Segment Start: Data for the task

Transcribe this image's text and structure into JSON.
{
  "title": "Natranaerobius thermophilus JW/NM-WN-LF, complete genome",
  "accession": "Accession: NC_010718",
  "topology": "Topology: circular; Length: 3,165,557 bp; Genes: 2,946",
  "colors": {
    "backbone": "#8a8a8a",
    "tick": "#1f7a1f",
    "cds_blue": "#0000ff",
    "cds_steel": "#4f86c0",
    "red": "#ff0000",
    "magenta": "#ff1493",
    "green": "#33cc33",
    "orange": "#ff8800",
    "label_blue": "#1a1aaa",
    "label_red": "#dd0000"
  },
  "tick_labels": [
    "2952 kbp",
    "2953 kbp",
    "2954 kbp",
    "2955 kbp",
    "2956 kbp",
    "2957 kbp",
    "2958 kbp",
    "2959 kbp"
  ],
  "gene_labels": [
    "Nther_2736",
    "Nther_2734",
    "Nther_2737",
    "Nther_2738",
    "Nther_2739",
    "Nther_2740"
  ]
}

Segment End: Data for the task

Problem statement: Set every record down again, exactly as given.

Completed exercise:
Transcribe this image's text and structure into JSON.
{
  "title": "Natranaerobius thermophilus JW/NM-WN-LF, complete genome",
  "accession": "Accession: NC_010718",
  "topology": "Topology: circular; Length: 3,165,557 bp; Genes: 2,946",
  "colors": {
    "backbone": "#8a8a8a",
    "tick": "#1f7a1f",
    "cds_blue": "#0000ff",
    "cds_steel": "#4f86c0",
    "red": "#ff0000",
    "magenta": "#ff1493",
    "green": "#33cc33",
    "orange": "#ff8800",
    "label_blue": "#1a1aaa",
    "label_red": "#dd0000"
  },
  "tick_labels": [
    "2952 kbp",
    "2953 kbp",
    "2954 kbp",
    "2955 kbp",
    "2956 kbp",
    "2957 kbp",
    "2958 kbp",
    "2959 kbp"
  ],
  "gene_labels": [
    "Nther_2736",
    "Nther_2734",
    "Nther_2737",
    "Nther_2738",
    "Nther_2739",
    "Nther_2740"
  ]
}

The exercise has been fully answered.